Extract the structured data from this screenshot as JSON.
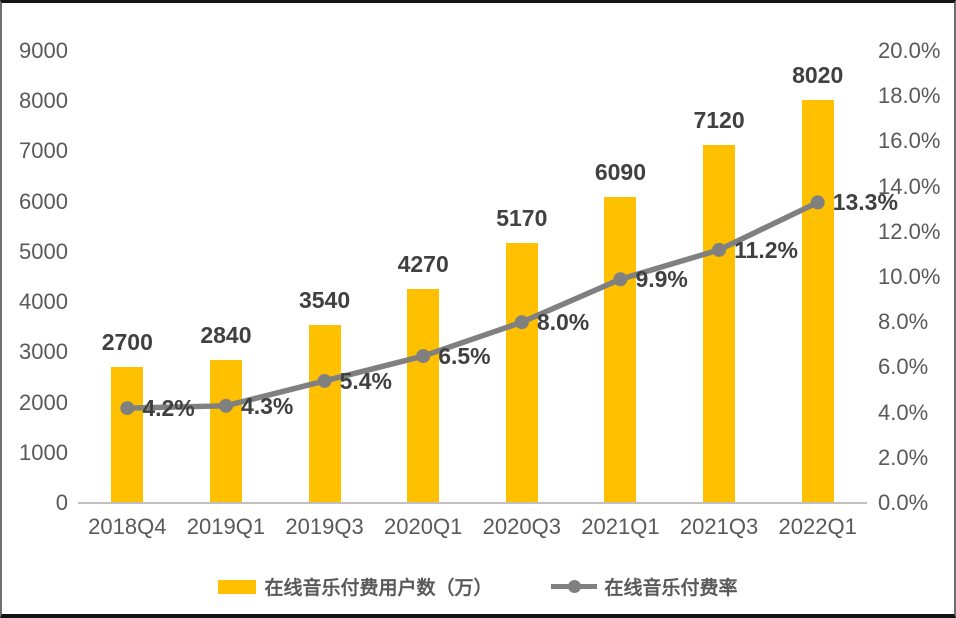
{
  "chart_data": {
    "type": "combo-bar-line",
    "title": "",
    "categories": [
      "2018Q4",
      "2019Q1",
      "2019Q3",
      "2020Q1",
      "2020Q3",
      "2021Q1",
      "2021Q3",
      "2022Q1"
    ],
    "series": [
      {
        "name": "在线音乐付费用户数（万）",
        "type": "bar",
        "axis": "left",
        "color": "#FFC000",
        "values": [
          2700,
          2840,
          3540,
          4270,
          5170,
          6090,
          7120,
          8020
        ],
        "labels": [
          "2700",
          "2840",
          "3540",
          "4270",
          "5170",
          "6090",
          "7120",
          "8020"
        ]
      },
      {
        "name": "在线音乐付费率",
        "type": "line",
        "axis": "right",
        "color": "#808080",
        "marker": "circle",
        "values": [
          4.2,
          4.3,
          5.4,
          6.5,
          8.0,
          9.9,
          11.2,
          13.3
        ],
        "labels": [
          "4.2%",
          "4.3%",
          "5.4%",
          "6.5%",
          "8.0%",
          "9.9%",
          "11.2%",
          "13.3%"
        ]
      }
    ],
    "left_axis": {
      "min": 0,
      "max": 9000,
      "step": 1000,
      "tick_labels": [
        "0",
        "1000",
        "2000",
        "3000",
        "4000",
        "5000",
        "6000",
        "7000",
        "8000",
        "9000"
      ]
    },
    "right_axis": {
      "min": 0,
      "max": 20,
      "step": 2,
      "tick_labels": [
        "0.0%",
        "2.0%",
        "4.0%",
        "6.0%",
        "8.0%",
        "10.0%",
        "12.0%",
        "14.0%",
        "16.0%",
        "18.0%",
        "20.0%"
      ]
    },
    "grid": false,
    "legend_position": "bottom",
    "colors": {
      "bar": "#FFC000",
      "line": "#808080",
      "data_label": "#404040",
      "axis_label": "#595959",
      "axis_line": "#C0C0C0",
      "background": "#FFFFFF"
    }
  }
}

____________________

> [Task goal]: Find every line that holds "type" and copy it.

> [Written answer]:
    "type": "combo-bar-line",
        "type": "bar",
        "type": "line",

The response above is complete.